# start of Records for the exercise

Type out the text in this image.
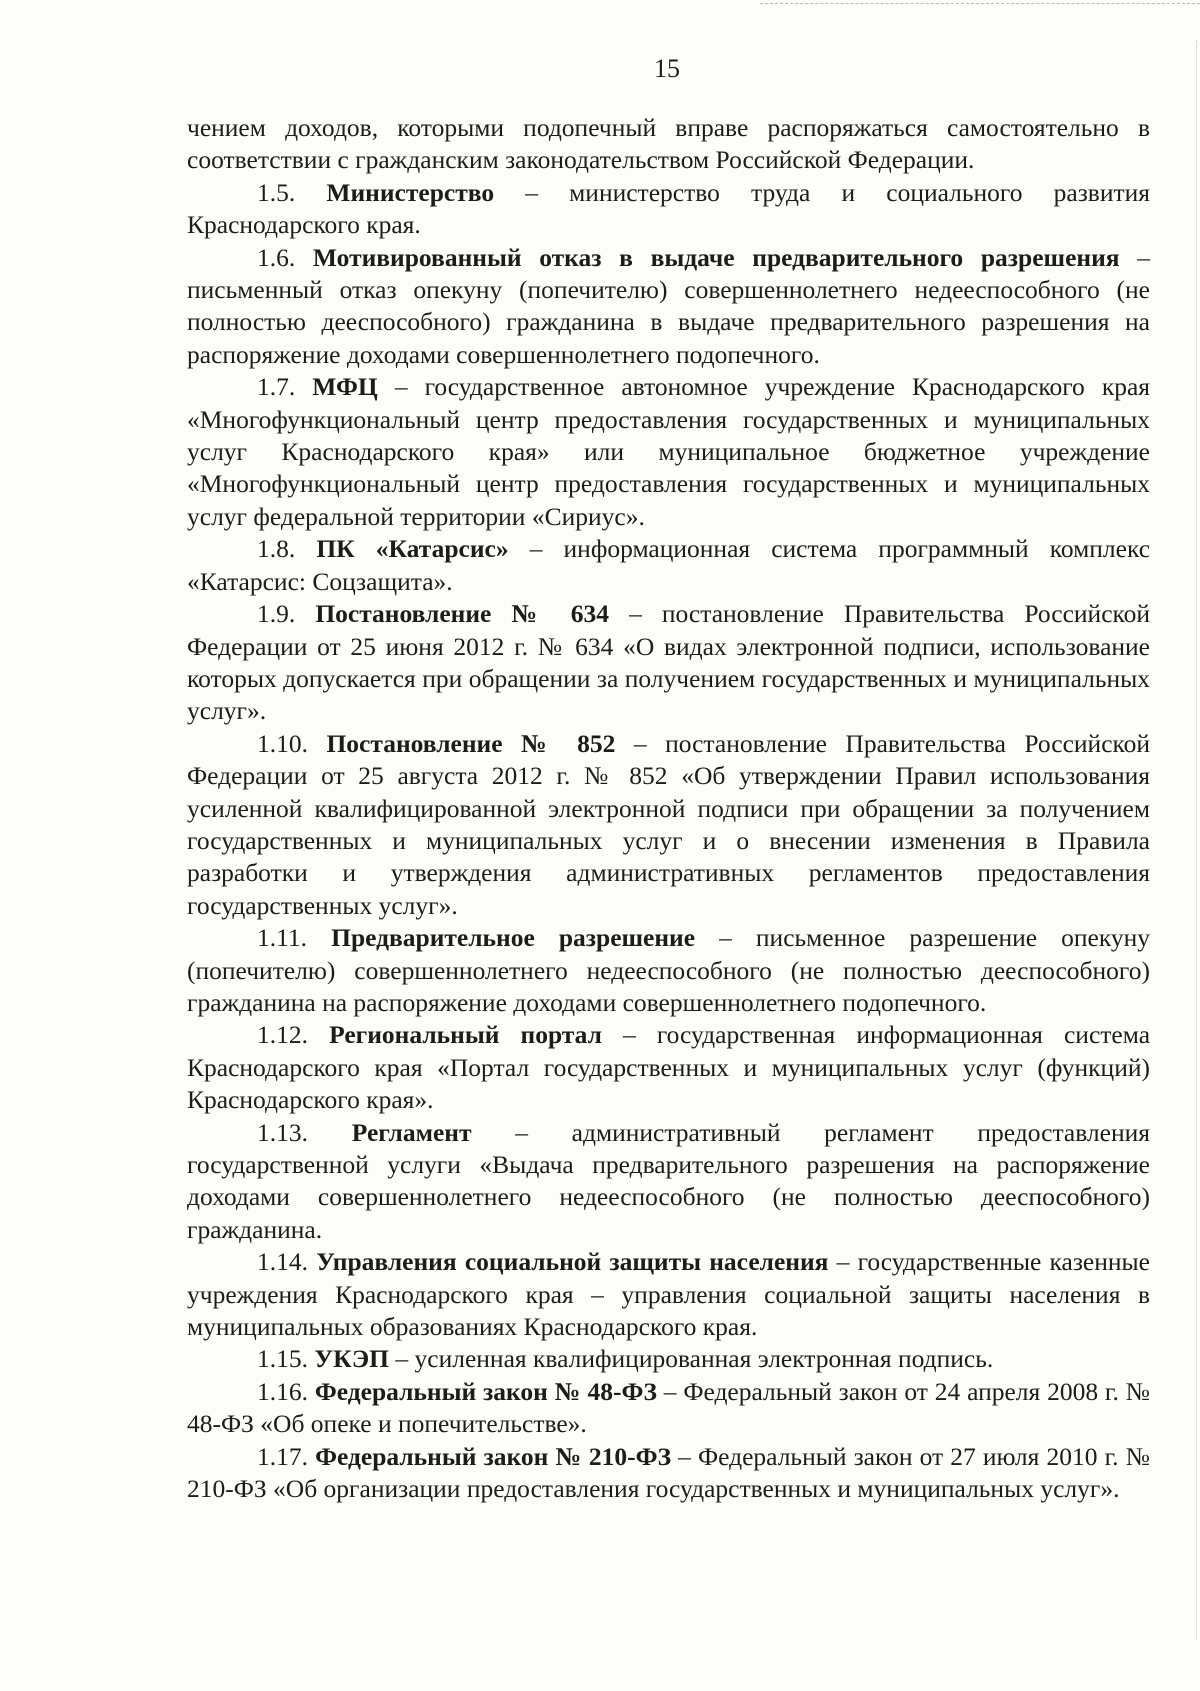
15

чением доходов, которыми подопечный вправе распоряжаться самостоятельно в соответствии с гражданским законодательством Российской Федерации.

1.5. Министерство – министерство труда и социального развития Краснодарского края.

1.6. Мотивированный отказ в выдаче предварительного разрешения – письменный отказ опекуну (попечителю) совершеннолетнего недееспособного (не полностью дееспособного) гражданина в выдаче предварительного разрешения на распоряжение доходами совершеннолетнего подопечного.

1.7. МФЦ – государственное автономное учреждение Краснодарского края «Многофункциональный центр предоставления государственных и муниципальных услуг Краснодарского края» или муниципальное бюджетное учреждение «Многофункциональный центр предоставления государственных и муниципальных услуг федеральной территории «Сириус».

1.8. ПК «Катарсис» – информационная система программный комплекс «Катарсис: Соцзащита».

1.9. Постановление № 634 – постановление Правительства Российской Федерации от 25 июня 2012 г. № 634 «О видах электронной подписи, использование которых допускается при обращении за получением государственных и муниципальных услуг».

1.10. Постановление № 852 – постановление Правительства Российской Федерации от 25 августа 2012 г. № 852 «Об утверждении Правил использования усиленной квалифицированной электронной подписи при обращении за получением государственных и муниципальных услуг и о внесении изменения в Правила разработки и утверждения административных регламентов предоставления государственных услуг».

1.11. Предварительное разрешение – письменное разрешение опекуну (попечителю) совершеннолетнего недееспособного (не полностью дееспособного) гражданина на распоряжение доходами совершеннолетнего подопечного.

1.12. Региональный портал – государственная информационная система Краснодарского края «Портал государственных и муниципальных услуг (функций) Краснодарского края».

1.13. Регламент – административный регламент предоставления государственной услуги «Выдача предварительного разрешения на распоряжение доходами совершеннолетнего недееспособного (не полностью дееспособного) гражданина.

1.14. Управления социальной защиты населения – государственные казенные учреждения Краснодарского края – управления социальной защиты населения в муниципальных образованиях Краснодарского края.

1.15. УКЭП – усиленная квалифицированная электронная подпись.

1.16. Федеральный закон № 48-ФЗ – Федеральный закон от 24 апреля 2008 г. № 48-ФЗ «Об опеке и попечительстве».

1.17. Федеральный закон № 210-ФЗ – Федеральный закон от 27 июля 2010 г. № 210-ФЗ «Об организации предоставления государственных и муниципальных услуг».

# end of Records for the exercise

- Work to complete
Search the records above for "система". Copy each line where it is found.

- Solution for this exercise
1.8. ПК «Катарсис» – информационная система программный комплекс «Катарсис: Соцзащита».
1.12. Региональный портал – государственная информационная система Краснодарского края «Портал государственных и муниципальных услуг (функций) Краснодарского края».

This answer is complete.